Top of Excerpt to read
Joining forces to test technology, advance pipeline safety

Enbridge, TransCanada team up on ELDER test apparatus project

We’ve often said at Enbridge that we don’t compete on safety. And here’s a perfect case in point.

Recently, Enbridge and TransCanada Corporation announced a Joint Industry Partnership (JIP) agreement to perform some groundbreaking research in the area of leak detection.

Here’s the crux of the matter: We’re talking about two pipeline industry rivals dedicated to working together – and making a sizable investment in innovation and technology – to further enhance safety across the entire pipeline industry.

Engineers at Enbridge and TransCanada will be conducting tests in 2014 on the leading external detection technologies. And they’ll be using an apparatus called the External Leak Detection Experimental Research (ELDER) test apparatus – a state-of the-art simulator that’s been developed by Enbridge over the past two years in Edmonton, along with project research partner C-FER Technologies.

(UPDATE: Alberta Oil magazine also caught up with our partners at C-FER Technologies, and wrote about the ELDER test apparatus in its August issue.)

This agreement involves $4-million in funding -- $1.3-million from TransCanada, $1.6-million from Enbridge, and $1.1-million from the Alberta Ministry of Enterprise and Advanced Education. Enbridge had previously invested $3-million developing the ELDER leak-detection simulator, which is the first tool of its kind in the world at this scale.
Bottom of Excerpt to read
Top of Data for review
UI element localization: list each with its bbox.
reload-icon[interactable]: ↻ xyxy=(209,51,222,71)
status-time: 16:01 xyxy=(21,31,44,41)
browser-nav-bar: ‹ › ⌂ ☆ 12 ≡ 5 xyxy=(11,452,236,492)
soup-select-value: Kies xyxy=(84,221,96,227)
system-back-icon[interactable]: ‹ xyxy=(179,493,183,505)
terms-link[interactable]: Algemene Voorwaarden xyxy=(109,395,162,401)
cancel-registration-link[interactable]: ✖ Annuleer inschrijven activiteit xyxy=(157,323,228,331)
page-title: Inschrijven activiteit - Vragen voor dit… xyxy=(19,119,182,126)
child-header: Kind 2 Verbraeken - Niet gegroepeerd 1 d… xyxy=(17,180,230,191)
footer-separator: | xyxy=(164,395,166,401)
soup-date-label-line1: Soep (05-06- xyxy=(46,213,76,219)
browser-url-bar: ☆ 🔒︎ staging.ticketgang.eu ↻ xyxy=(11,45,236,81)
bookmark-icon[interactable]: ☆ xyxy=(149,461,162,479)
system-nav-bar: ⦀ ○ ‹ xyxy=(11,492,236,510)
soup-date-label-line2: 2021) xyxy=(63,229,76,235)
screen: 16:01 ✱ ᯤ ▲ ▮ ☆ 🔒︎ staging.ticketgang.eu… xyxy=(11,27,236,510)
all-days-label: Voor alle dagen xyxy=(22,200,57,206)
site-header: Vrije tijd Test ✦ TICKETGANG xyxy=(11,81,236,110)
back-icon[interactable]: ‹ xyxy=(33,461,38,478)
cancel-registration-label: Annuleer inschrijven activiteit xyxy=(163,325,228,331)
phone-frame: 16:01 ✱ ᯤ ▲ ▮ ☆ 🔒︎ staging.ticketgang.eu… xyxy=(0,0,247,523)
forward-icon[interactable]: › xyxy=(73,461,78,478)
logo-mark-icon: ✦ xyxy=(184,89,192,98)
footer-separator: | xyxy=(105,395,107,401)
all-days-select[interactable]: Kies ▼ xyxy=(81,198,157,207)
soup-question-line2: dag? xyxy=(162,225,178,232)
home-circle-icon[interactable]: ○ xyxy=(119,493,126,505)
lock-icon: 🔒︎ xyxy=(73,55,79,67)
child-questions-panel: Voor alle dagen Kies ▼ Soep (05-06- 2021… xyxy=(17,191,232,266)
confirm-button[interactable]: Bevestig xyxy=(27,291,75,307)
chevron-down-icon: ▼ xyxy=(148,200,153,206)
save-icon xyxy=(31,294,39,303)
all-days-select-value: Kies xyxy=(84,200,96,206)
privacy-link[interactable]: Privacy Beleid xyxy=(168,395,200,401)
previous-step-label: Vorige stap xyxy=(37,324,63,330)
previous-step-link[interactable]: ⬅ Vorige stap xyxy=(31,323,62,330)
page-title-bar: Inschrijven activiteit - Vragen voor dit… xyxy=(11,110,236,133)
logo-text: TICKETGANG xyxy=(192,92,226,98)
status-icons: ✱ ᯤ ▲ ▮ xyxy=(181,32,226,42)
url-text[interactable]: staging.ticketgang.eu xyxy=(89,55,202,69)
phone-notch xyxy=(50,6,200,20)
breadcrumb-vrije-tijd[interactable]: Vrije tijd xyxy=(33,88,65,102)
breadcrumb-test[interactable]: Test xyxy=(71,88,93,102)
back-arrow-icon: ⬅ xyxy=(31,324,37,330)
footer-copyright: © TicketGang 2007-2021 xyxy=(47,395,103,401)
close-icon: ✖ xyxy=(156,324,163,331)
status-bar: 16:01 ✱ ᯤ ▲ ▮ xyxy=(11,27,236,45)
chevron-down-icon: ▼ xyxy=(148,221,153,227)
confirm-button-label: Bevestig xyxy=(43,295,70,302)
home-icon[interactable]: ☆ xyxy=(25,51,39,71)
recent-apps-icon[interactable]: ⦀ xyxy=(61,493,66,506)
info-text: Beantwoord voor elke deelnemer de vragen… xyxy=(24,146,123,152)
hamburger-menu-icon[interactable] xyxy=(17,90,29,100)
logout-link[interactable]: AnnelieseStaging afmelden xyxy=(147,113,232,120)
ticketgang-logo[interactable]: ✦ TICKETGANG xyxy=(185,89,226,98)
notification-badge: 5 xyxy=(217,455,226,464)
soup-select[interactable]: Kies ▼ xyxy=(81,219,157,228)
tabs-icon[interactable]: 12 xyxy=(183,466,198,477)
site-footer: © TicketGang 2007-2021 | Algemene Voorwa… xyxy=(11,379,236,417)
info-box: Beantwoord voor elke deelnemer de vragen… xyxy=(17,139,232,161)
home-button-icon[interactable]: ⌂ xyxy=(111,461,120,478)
Bottom of Data for review
**Problems to solve**
**A.** Please copy the leak-detection article starting at "Engineers at Enbridge" and ending at "at this scale.", but swap "Edmonton" for "Calgary".
**B.** According to the leak-detection article, how much of the $4-million in funding came from Enbridge?
The records come from a different source than the leak-detection article.

**Results**
**A.**
Engineers at Enbridge and TransCanada will be conducting tests in 2014 on the leading external detection technologies. And they’ll be using an apparatus called the External Leak Detection Experimental Research (ELDER) test apparatus – a state-of the-art simulator that’s been developed by Enbridge over the past two years in Calgary, along with project research partner C-FER Technologies.

(UPDATE: Alberta Oil magazine also caught up with our partners at C-FER Technologies, and wrote about the ELDER test apparatus in its August issue.)

This agreement involves $4-million in funding -- $1.3-million from TransCanada, $1.6-million from Enbridge, and $1.1-million from the Alberta Ministry of Enterprise and Advanced Education. Enbridge had previously invested $3-million developing the ELDER leak-detection simulator, which is the first tool of its kind in the world at this scale.

**B.** $1.6-million